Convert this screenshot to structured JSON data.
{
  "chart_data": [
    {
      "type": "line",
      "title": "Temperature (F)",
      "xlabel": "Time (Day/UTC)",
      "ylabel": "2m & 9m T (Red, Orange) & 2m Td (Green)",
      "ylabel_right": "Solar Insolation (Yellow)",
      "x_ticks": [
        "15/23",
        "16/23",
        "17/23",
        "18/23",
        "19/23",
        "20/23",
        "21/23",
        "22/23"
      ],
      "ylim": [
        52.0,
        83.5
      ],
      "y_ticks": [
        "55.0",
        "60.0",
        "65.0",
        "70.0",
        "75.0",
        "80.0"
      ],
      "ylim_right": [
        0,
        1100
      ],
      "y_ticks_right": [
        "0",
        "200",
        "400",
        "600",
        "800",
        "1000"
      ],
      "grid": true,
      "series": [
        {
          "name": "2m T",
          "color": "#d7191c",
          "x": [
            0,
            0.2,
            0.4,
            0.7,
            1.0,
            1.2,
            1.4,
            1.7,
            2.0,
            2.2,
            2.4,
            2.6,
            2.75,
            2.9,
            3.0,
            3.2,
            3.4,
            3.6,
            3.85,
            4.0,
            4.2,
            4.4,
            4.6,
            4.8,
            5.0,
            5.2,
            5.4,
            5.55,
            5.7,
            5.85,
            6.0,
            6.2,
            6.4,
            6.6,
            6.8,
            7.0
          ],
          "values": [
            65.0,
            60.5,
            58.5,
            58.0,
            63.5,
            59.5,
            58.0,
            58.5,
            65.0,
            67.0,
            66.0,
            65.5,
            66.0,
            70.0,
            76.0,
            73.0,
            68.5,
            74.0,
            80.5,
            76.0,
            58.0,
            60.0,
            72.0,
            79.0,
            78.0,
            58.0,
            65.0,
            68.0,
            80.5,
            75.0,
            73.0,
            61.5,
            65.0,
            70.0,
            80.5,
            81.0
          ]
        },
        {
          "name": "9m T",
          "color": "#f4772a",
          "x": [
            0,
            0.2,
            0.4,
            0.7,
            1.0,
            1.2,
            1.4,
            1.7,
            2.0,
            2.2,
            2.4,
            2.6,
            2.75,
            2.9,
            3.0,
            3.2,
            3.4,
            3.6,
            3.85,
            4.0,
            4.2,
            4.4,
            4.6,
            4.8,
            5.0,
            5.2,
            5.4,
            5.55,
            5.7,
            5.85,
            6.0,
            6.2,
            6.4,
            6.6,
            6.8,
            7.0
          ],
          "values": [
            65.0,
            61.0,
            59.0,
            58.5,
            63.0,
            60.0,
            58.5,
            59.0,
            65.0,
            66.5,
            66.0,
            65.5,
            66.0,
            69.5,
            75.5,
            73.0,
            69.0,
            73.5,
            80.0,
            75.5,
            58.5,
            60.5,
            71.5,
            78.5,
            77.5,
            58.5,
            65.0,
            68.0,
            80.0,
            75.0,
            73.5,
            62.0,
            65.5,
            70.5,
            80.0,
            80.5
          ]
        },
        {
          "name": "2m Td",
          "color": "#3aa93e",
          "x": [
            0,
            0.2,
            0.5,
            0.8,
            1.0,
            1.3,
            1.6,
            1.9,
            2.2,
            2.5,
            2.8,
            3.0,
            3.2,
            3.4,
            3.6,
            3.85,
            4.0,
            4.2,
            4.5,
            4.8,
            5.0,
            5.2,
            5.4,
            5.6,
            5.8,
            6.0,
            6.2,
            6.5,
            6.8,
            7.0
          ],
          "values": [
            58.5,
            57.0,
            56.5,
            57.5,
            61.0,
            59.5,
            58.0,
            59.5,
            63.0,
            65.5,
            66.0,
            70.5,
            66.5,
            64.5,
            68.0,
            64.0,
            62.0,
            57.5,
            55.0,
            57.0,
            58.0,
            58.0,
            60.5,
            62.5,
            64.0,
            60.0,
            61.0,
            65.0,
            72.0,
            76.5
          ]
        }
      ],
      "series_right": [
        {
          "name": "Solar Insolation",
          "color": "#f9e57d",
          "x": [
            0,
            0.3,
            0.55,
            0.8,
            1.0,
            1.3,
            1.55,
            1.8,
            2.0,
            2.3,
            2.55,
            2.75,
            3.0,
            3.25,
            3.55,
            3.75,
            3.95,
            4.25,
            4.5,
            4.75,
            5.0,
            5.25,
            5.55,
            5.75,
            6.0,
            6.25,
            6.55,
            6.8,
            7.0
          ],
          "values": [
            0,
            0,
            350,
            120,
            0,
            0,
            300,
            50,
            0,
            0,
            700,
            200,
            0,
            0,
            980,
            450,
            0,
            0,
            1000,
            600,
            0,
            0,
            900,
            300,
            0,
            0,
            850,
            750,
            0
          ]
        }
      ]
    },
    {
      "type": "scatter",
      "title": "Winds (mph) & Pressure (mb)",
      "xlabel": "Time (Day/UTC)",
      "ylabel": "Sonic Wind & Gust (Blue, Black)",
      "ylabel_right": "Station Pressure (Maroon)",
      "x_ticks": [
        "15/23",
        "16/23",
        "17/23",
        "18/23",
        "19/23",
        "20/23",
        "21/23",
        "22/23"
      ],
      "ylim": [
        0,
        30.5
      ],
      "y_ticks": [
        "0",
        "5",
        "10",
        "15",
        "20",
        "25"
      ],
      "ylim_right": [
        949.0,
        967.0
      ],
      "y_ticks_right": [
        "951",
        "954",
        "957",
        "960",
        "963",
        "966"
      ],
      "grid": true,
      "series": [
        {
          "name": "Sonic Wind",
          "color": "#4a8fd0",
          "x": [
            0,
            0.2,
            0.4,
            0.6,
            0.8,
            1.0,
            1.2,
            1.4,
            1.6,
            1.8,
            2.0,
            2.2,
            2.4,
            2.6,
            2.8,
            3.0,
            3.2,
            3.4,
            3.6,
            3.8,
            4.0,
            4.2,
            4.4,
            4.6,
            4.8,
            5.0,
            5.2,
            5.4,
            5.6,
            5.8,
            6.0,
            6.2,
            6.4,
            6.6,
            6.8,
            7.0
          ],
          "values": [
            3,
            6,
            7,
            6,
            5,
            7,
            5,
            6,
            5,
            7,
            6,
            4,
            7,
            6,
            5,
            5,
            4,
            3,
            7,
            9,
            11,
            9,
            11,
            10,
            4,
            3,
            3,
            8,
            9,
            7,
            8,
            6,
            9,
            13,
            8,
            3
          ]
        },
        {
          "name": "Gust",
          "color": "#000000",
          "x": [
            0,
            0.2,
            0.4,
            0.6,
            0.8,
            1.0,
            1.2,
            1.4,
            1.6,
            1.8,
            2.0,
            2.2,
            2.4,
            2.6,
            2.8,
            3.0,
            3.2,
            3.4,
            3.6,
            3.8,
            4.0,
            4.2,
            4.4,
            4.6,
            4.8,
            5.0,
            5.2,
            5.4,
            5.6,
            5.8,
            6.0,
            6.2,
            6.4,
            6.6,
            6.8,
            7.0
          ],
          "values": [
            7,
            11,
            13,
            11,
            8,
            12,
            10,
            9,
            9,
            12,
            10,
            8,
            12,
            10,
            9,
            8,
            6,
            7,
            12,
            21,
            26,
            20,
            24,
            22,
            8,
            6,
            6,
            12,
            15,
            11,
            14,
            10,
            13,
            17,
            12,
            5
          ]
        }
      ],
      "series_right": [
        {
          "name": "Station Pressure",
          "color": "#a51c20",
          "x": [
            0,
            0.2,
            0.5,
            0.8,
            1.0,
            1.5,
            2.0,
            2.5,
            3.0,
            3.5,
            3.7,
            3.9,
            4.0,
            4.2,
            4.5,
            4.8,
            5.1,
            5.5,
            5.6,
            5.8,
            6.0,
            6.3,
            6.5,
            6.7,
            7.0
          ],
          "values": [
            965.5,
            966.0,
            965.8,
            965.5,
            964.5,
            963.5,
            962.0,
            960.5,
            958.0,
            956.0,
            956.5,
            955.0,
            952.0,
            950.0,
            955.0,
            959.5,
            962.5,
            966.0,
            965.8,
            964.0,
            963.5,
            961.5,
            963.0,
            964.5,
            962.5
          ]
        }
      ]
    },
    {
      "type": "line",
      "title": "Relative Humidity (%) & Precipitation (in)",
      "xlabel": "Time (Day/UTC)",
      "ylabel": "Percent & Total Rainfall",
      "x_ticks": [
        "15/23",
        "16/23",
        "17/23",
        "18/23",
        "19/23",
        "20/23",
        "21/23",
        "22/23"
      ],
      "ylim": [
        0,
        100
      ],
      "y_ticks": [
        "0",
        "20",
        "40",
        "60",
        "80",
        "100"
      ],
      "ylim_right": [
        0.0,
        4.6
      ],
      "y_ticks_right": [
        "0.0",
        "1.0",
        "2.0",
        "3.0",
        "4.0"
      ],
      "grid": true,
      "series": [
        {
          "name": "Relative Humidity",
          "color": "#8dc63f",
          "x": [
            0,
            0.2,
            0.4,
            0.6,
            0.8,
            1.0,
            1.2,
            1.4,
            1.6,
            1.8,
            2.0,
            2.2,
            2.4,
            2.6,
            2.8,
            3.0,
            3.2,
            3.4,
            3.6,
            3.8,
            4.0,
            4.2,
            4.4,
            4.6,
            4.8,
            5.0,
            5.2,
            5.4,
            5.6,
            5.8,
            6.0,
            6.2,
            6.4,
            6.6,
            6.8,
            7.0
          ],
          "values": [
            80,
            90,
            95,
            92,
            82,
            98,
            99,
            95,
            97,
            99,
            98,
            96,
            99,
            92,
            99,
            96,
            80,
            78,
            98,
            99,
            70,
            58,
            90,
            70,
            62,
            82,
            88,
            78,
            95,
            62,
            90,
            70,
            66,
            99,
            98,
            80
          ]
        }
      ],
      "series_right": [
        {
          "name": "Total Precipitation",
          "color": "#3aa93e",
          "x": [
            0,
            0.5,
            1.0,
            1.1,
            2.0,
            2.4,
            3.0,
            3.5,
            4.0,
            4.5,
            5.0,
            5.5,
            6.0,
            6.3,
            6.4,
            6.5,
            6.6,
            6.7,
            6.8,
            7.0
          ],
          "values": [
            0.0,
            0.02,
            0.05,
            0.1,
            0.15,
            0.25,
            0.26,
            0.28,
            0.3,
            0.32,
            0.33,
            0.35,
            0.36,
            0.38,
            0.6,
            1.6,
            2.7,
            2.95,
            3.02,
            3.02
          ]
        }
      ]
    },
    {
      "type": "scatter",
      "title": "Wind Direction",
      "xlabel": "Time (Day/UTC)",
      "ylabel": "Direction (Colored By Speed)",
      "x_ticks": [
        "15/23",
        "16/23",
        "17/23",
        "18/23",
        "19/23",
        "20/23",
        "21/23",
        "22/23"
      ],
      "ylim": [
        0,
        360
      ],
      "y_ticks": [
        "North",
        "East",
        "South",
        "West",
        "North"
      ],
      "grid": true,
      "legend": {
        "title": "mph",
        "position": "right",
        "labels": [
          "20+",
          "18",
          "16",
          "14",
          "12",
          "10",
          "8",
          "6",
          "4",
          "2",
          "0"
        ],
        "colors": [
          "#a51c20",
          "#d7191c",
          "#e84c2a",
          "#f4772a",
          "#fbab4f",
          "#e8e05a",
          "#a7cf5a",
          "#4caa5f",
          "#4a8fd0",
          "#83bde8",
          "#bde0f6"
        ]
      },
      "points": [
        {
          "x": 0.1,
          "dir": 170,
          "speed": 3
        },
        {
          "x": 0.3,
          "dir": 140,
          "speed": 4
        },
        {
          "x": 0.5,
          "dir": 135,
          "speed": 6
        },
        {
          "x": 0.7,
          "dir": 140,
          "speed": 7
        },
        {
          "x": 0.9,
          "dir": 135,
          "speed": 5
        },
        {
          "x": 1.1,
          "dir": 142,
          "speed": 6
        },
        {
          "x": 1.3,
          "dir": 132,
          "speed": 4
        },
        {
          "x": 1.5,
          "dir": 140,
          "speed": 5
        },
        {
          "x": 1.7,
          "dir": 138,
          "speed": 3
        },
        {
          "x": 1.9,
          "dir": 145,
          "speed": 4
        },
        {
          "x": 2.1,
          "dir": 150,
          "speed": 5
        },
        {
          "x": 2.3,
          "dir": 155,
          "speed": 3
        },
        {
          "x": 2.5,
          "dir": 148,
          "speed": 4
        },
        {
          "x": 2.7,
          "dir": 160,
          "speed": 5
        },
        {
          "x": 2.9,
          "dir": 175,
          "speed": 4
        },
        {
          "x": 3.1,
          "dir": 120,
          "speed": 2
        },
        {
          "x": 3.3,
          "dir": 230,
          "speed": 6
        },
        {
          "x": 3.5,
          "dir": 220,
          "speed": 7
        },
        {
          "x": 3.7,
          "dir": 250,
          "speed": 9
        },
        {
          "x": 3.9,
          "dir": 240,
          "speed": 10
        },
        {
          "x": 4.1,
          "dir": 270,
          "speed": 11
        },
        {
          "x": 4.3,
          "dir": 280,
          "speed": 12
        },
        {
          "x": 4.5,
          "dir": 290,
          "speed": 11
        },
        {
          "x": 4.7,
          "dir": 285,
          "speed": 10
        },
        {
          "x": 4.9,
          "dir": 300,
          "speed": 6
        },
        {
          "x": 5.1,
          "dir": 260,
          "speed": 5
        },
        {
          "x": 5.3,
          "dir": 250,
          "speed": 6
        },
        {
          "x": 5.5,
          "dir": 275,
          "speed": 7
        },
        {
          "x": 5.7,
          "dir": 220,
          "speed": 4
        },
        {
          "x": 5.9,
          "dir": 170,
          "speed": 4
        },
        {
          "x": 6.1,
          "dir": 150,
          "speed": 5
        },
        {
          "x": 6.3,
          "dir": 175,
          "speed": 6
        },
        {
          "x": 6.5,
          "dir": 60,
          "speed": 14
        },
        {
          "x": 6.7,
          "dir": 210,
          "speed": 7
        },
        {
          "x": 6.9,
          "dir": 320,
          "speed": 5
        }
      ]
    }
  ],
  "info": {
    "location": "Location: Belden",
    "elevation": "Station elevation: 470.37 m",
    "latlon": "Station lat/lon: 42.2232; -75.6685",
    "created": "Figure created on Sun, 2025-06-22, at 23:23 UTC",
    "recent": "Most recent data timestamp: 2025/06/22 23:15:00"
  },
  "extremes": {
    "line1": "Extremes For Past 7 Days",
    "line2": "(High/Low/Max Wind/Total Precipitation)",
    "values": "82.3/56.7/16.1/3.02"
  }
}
________________________________________
Task brief: Search the records above for "Solar". Copy each line where it is found.

Full output:
      "ylabel_right": "Solar Insolation (Yellow)",
          "name": "Solar Insolation",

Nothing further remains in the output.